# start of Exercise materials

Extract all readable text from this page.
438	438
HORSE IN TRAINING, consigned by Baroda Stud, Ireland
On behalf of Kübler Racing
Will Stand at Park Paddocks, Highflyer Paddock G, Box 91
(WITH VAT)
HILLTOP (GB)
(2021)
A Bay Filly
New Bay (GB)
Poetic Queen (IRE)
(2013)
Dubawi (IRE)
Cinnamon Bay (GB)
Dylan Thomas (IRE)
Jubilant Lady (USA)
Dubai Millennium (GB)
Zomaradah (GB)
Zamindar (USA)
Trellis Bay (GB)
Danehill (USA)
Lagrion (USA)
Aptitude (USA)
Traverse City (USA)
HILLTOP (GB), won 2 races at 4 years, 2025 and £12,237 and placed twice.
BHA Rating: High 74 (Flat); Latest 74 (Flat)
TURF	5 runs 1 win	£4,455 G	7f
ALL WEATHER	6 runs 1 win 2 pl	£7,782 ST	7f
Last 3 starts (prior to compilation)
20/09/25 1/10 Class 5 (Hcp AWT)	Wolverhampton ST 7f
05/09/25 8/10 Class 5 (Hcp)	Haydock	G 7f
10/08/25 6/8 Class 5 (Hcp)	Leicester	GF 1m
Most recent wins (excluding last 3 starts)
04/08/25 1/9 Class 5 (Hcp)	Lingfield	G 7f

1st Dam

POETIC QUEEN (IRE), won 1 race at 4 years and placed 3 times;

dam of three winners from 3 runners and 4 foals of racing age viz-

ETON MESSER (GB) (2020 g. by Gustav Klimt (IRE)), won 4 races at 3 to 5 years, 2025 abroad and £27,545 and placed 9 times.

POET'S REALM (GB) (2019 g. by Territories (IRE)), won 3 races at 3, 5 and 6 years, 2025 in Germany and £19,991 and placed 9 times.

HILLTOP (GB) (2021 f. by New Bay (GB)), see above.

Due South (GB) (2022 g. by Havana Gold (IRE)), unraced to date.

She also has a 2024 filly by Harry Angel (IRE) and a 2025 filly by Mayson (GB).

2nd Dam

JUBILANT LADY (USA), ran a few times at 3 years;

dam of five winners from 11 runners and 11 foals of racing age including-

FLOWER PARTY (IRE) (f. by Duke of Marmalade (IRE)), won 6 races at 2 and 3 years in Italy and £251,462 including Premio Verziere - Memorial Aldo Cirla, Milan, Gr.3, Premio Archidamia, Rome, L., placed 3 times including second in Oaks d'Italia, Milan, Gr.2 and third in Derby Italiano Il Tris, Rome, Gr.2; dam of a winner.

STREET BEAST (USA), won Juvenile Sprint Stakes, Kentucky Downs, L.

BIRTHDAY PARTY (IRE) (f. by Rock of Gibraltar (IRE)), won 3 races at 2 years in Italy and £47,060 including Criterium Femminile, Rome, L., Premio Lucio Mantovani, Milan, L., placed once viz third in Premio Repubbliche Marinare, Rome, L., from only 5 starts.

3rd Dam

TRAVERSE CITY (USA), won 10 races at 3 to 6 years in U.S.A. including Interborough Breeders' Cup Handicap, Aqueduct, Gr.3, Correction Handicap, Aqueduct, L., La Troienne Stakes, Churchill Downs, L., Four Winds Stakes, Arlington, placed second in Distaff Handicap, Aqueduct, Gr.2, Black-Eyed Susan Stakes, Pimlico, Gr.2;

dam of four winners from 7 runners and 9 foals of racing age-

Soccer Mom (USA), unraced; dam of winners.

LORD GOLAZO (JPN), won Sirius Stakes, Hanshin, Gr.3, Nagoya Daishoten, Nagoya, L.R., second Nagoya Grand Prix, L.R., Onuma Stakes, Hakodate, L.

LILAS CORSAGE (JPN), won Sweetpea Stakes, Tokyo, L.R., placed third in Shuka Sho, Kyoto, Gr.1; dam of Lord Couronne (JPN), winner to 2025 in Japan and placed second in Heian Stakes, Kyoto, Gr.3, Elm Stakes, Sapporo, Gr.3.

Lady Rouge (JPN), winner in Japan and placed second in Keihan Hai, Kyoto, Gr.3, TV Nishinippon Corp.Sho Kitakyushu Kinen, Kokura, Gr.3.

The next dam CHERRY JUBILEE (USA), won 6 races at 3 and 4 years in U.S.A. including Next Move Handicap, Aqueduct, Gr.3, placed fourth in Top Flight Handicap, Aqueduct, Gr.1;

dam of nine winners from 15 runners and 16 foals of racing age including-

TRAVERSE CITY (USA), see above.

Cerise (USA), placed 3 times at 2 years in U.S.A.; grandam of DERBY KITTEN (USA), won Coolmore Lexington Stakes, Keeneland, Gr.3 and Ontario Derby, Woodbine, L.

# end of Exercise materials

- Given task
Copy all lines above containing the string "Milan".

- Exercise output
FLOWER PARTY (IRE) (f. by Duke of Marmalade (IRE)), won 6 races at 2 and 3 years in Italy and £251,462 including Premio Verziere - Memorial Aldo Cirla, Milan, Gr.3, Premio Archidamia, Rome, L., placed 3 times including second in Oaks d'Italia, Milan, Gr.2 and third in Derby Italiano Il Tris, Rome, Gr.2; dam of a winner.
BIRTHDAY PARTY (IRE) (f. by Rock of Gibraltar (IRE)), won 3 races at 2 years in Italy and £47,060 including Criterium Femminile, Rome, L., Premio Lucio Mantovani, Milan, L., placed once viz third in Premio Repubbliche Marinare, Rome, L., from only 5 starts.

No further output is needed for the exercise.